## BEGIN
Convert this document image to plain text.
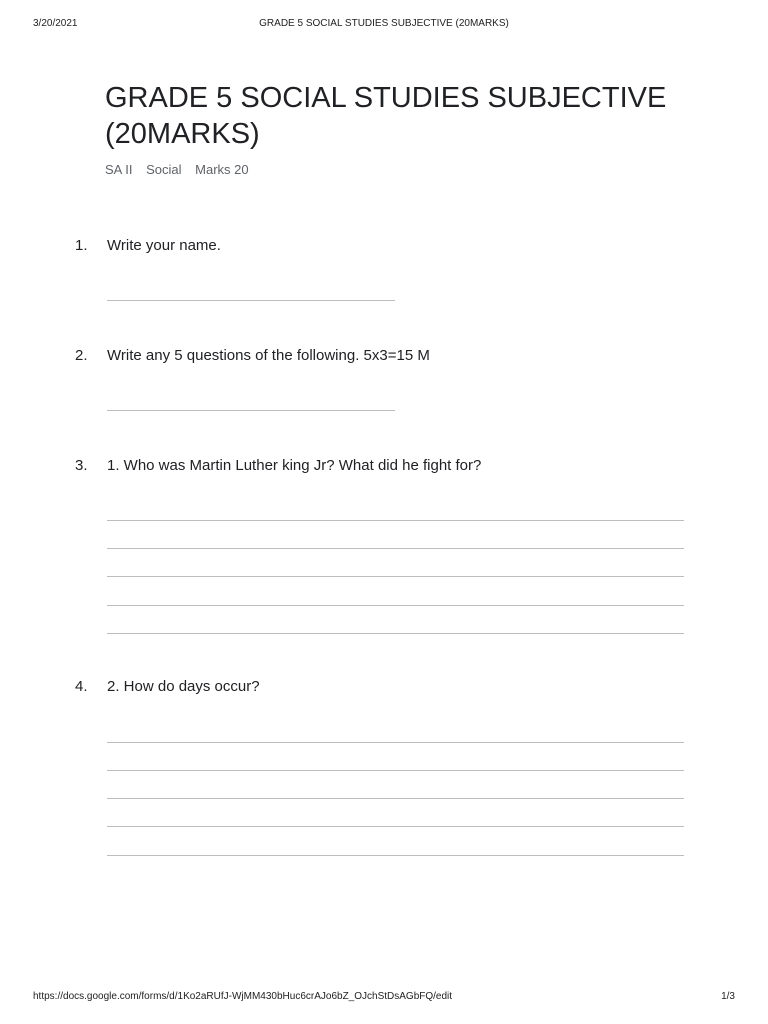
3/20/2021	GRADE 5 SOCIAL STUDIES SUBJECTIVE (20MARKS)
GRADE 5 SOCIAL STUDIES SUBJECTIVE (20MARKS)
SA II Social Marks 20
1. Write your name.
2. Write any 5 questions of the following. 5x3=15 M
3. 1. Who was Martin Luther king Jr? What did he fight for?
4. 2. How do days occur?
https://docs.google.com/forms/d/1Ko2aRUfJ-WjMM430bHuc6crAJo6bZ_OJchStDsAGbFQ/edit	1/3
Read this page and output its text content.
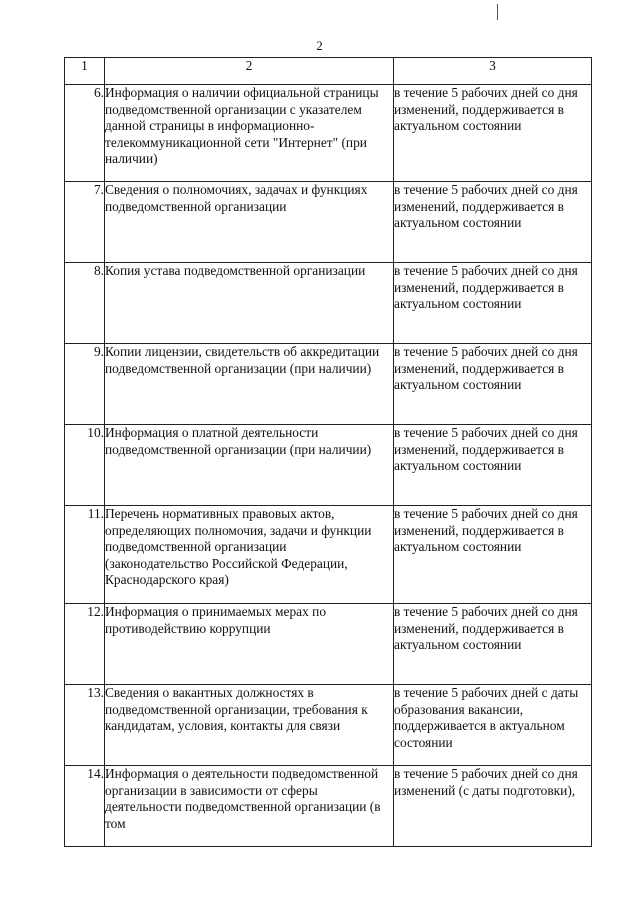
2
1	2	3
6.	Информация о наличии официальной страницы подведомственной организации с указателем данной страницы в информационно-телекоммуникационной сети "Интернет" (при наличии)	в течение 5 рабочих дней со дня изменений, поддерживается в актуальном состоянии
7.	Сведения о полномочиях, задачах и функциях подведомственной организации	в течение 5 рабочих дней со дня изменений, поддерживается в актуальном состоянии
8.	Копия устава подведомственной организации	в течение 5 рабочих дней со дня изменений, поддерживается в актуальном состоянии
9.	Копии лицензии, свидетельств об аккредитации подведомственной организации (при наличии)	в течение 5 рабочих дней со дня изменений, поддерживается в актуальном состоянии
10.	Информация о платной деятельности подведомственной организации (при наличии)	в течение 5 рабочих дней со дня изменений, поддерживается в актуальном состоянии
11.	Перечень нормативных правовых актов, определяющих полномочия, задачи и функции подведомственной организации (законодательство Российской Федерации, Краснодарского края)	в течение 5 рабочих дней со дня изменений, поддерживается в актуальном состоянии
12.	Информация о принимаемых мерах по противодействию коррупции	в течение 5 рабочих дней со дня изменений, поддерживается в актуальном состоянии
13.	Сведения о вакантных должностях в подведомственной организации, требования к кандидатам, условия, контакты для связи	в течение 5 рабочих дней с даты образования вакансии, поддерживается в актуальном состоянии
14.	Информация о деятельности подведомственной организации в зависимости от сферы деятельности подведомственной организации (в том	в течение 5 рабочих дней со дня изменений (с даты подготовки),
## END
* TASK BRIEF
Pick every line with "актуальном" in it and copy it.

* FINISHED TASK
6.	Информация о наличии официальной страницы подведомственной организации с указателем данной страницы в информационно-телекоммуникационной сети "Интернет" (при наличии)	в течение 5 рабочих дней со дня изменений, поддерживается в актуальном состоянии
7.	Сведения о полномочиях, задачах и функциях подведомственной организации	в течение 5 рабочих дней со дня изменений, поддерживается в актуальном состоянии
8.	Копия устава подведомственной организации	в течение 5 рабочих дней со дня изменений, поддерживается в актуальном состоянии
9.	Копии лицензии, свидетельств об аккредитации подведомственной организации (при наличии)	в течение 5 рабочих дней со дня изменений, поддерживается в актуальном состоянии
10.	Информация о платной деятельности подведомственной организации (при наличии)	в течение 5 рабочих дней со дня изменений, поддерживается в актуальном состоянии
11.	Перечень нормативных правовых актов, определяющих полномочия, задачи и функции подведомственной организации (законодательство Российской Федерации, Краснодарского края)	в течение 5 рабочих дней со дня изменений, поддерживается в актуальном состоянии
12.	Информация о принимаемых мерах по противодействию коррупции	в течение 5 рабочих дней со дня изменений, поддерживается в актуальном состоянии
13.	Сведения о вакантных должностях в подведомственной организации, требования к кандидатам, условия, контакты для связи	в течение 5 рабочих дней с даты образования вакансии, поддерживается в актуальном состоянии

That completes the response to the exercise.